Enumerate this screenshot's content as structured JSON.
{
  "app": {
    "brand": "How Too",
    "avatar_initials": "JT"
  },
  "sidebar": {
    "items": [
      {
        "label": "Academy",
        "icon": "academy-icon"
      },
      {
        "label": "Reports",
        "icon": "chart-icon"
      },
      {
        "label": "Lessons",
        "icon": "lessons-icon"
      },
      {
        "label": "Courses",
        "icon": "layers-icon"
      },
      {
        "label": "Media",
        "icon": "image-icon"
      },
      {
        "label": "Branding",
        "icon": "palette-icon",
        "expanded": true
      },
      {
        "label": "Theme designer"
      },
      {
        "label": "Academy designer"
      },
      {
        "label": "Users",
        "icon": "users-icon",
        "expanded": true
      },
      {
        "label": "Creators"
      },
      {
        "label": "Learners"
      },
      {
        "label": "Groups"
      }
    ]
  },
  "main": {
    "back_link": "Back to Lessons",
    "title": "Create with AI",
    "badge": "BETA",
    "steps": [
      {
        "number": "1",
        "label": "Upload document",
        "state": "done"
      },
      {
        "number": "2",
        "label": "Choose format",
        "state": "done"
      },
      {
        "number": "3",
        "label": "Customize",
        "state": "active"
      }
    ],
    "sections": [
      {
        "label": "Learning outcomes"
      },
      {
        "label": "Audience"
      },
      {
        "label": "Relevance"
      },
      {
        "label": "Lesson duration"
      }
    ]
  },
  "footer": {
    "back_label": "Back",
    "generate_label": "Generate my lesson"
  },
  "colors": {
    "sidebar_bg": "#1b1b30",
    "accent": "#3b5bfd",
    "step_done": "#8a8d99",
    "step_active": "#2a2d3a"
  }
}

PROBLEM: Return what is listed above, exactly and completely.

COMPLETED EXERCISE:
Enumerate this screenshot's content as structured JSON.
{
  "app": {
    "brand": "How Too",
    "avatar_initials": "JT"
  },
  "sidebar": {
    "items": [
      {
        "label": "Academy",
        "icon": "academy-icon"
      },
      {
        "label": "Reports",
        "icon": "chart-icon"
      },
      {
        "label": "Lessons",
        "icon": "lessons-icon"
      },
      {
        "label": "Courses",
        "icon": "layers-icon"
      },
      {
        "label": "Media",
        "icon": "image-icon"
      },
      {
        "label": "Branding",
        "icon": "palette-icon",
        "expanded": true
      },
      {
        "label": "Theme designer"
      },
      {
        "label": "Academy designer"
      },
      {
        "label": "Users",
        "icon": "users-icon",
        "expanded": true
      },
      {
        "label": "Creators"
      },
      {
        "label": "Learners"
      },
      {
        "label": "Groups"
      }
    ]
  },
  "main": {
    "back_link": "Back to Lessons",
    "title": "Create with AI",
    "badge": "BETA",
    "steps": [
      {
        "number": "1",
        "label": "Upload document",
        "state": "done"
      },
      {
        "number": "2",
        "label": "Choose format",
        "state": "done"
      },
      {
        "number": "3",
        "label": "Customize",
        "state": "active"
      }
    ],
    "sections": [
      {
        "label": "Learning outcomes"
      },
      {
        "label": "Audience"
      },
      {
        "label": "Relevance"
      },
      {
        "label": "Lesson duration"
      }
    ]
  },
  "footer": {
    "back_label": "Back",
    "generate_label": "Generate my lesson"
  },
  "colors": {
    "sidebar_bg": "#1b1b30",
    "accent": "#3b5bfd",
    "step_done": "#8a8d99",
    "step_active": "#2a2d3a"
  }
}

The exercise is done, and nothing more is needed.